Material provided:
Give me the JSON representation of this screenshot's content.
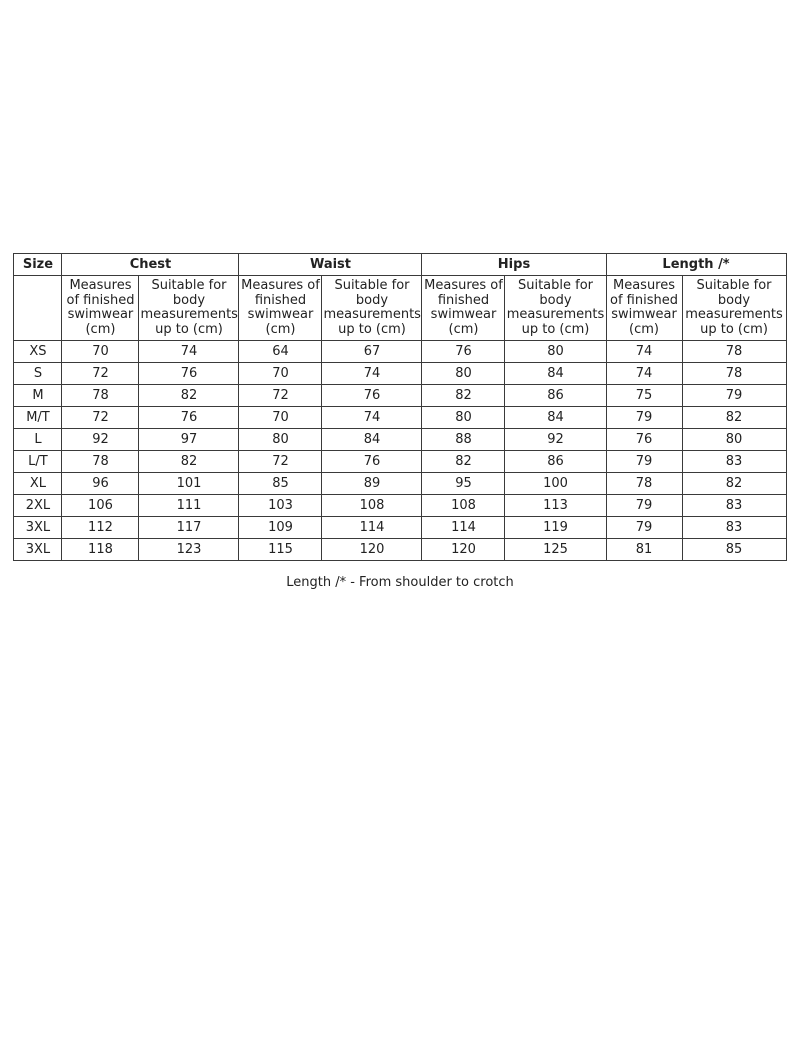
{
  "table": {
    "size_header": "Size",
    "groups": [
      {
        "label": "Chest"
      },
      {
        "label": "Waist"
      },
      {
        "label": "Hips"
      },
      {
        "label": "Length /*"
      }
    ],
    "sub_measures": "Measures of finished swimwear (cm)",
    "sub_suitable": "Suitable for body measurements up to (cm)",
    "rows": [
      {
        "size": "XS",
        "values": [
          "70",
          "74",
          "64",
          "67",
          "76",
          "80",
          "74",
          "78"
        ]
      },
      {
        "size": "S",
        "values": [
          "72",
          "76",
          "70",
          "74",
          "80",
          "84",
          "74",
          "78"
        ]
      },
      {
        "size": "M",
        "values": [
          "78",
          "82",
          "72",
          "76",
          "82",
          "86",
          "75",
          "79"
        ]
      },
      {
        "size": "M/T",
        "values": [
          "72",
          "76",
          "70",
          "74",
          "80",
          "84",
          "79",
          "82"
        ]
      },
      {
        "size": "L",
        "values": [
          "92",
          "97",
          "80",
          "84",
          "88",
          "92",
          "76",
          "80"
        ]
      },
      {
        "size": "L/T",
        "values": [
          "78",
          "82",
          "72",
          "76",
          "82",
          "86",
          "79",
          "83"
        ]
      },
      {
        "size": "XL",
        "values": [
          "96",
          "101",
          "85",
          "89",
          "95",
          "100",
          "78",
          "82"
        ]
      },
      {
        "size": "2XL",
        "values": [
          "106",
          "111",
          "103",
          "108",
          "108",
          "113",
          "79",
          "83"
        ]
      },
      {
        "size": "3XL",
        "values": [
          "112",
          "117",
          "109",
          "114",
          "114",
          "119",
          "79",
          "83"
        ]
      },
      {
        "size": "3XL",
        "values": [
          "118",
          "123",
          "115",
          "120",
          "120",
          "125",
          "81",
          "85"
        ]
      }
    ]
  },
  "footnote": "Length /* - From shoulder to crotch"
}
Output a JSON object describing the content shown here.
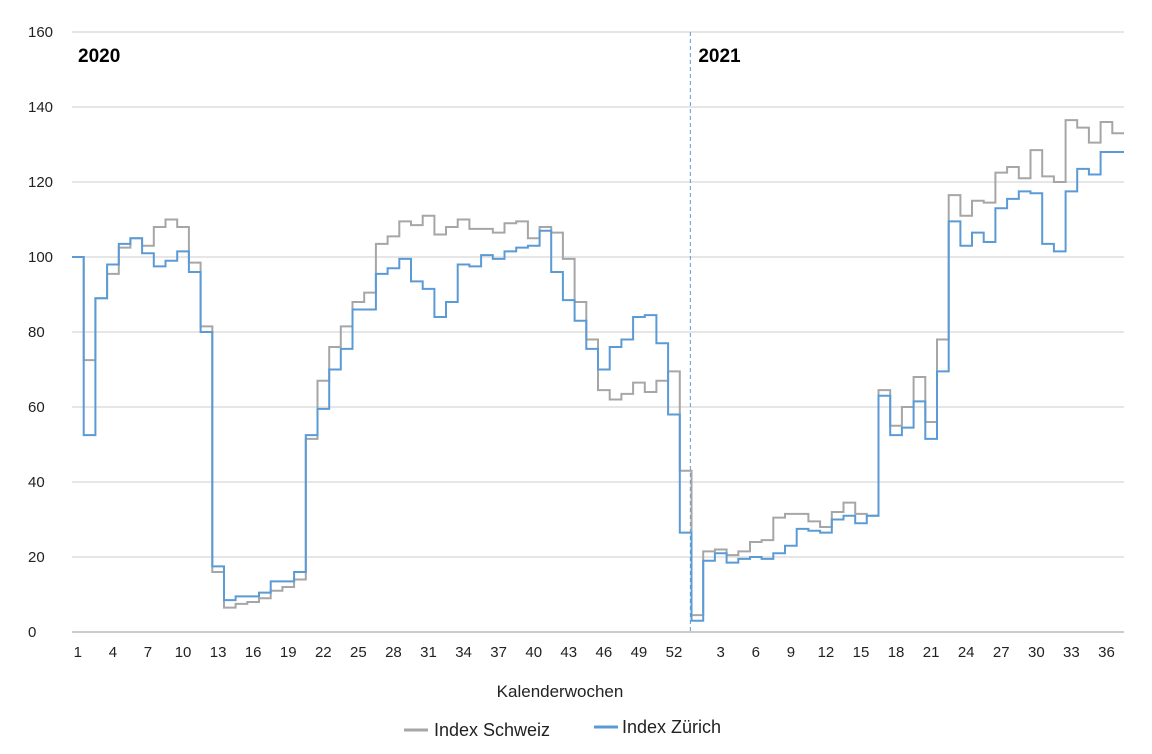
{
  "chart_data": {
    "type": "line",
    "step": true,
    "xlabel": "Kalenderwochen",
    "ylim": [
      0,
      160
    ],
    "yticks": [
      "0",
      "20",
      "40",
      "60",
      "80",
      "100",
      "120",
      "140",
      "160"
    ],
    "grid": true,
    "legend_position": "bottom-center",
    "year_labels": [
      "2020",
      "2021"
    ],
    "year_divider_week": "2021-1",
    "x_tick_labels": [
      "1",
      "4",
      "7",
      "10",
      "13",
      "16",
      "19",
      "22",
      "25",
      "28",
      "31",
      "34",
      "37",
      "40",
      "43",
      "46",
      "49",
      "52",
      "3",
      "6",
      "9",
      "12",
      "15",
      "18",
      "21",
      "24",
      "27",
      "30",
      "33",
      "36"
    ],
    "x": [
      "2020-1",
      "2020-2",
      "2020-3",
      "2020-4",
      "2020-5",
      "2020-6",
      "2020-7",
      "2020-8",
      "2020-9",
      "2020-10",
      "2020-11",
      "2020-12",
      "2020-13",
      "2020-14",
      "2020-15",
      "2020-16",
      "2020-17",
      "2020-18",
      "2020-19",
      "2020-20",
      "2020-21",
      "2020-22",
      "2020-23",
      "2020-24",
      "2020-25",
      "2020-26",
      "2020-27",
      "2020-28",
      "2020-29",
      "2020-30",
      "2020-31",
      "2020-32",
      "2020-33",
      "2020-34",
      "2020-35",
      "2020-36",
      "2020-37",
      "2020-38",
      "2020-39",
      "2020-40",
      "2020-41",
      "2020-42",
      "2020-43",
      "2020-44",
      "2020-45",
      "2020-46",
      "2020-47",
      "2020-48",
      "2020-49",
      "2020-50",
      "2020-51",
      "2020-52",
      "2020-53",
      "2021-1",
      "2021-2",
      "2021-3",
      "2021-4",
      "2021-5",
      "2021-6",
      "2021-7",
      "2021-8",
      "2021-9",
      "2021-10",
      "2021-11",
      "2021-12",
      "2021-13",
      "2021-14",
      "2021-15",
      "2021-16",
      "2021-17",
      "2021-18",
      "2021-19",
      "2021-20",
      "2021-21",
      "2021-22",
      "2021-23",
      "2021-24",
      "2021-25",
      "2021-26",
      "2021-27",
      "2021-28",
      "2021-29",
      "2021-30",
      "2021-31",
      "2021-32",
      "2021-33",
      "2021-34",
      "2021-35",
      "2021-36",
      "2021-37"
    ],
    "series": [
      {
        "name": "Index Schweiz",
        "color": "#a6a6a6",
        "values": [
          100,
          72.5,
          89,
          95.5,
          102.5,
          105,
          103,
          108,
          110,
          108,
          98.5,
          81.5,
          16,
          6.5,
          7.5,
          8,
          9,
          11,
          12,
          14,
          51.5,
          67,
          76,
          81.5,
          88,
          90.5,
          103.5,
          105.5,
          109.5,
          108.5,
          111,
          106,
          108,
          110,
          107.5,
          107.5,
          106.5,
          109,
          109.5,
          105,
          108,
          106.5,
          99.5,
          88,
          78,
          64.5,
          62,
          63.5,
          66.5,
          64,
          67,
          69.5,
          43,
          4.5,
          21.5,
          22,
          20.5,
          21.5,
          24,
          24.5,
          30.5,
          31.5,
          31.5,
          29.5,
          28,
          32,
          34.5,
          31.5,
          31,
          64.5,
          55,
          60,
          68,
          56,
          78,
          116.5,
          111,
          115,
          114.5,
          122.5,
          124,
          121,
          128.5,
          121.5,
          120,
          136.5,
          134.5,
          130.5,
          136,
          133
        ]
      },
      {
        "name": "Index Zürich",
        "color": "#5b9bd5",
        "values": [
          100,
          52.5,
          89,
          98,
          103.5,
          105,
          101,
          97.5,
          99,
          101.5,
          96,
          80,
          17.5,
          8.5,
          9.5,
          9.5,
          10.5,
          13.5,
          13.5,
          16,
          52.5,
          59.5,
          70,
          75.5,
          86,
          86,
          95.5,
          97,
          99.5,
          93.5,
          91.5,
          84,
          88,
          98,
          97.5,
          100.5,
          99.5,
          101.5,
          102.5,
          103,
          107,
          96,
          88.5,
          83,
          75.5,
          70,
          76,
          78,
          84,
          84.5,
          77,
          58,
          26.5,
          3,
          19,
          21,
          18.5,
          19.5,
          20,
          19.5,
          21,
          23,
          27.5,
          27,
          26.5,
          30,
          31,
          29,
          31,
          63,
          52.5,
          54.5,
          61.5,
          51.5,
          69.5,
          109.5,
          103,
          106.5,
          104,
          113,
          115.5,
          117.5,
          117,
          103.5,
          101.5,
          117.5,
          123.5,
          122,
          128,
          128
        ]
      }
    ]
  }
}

Set problem:
Where a line in the entries holds the word "Length", copy that line.

Right answer:
        "label": "Length /*"
  "footnote": "Length /* - From shoulder to crotch"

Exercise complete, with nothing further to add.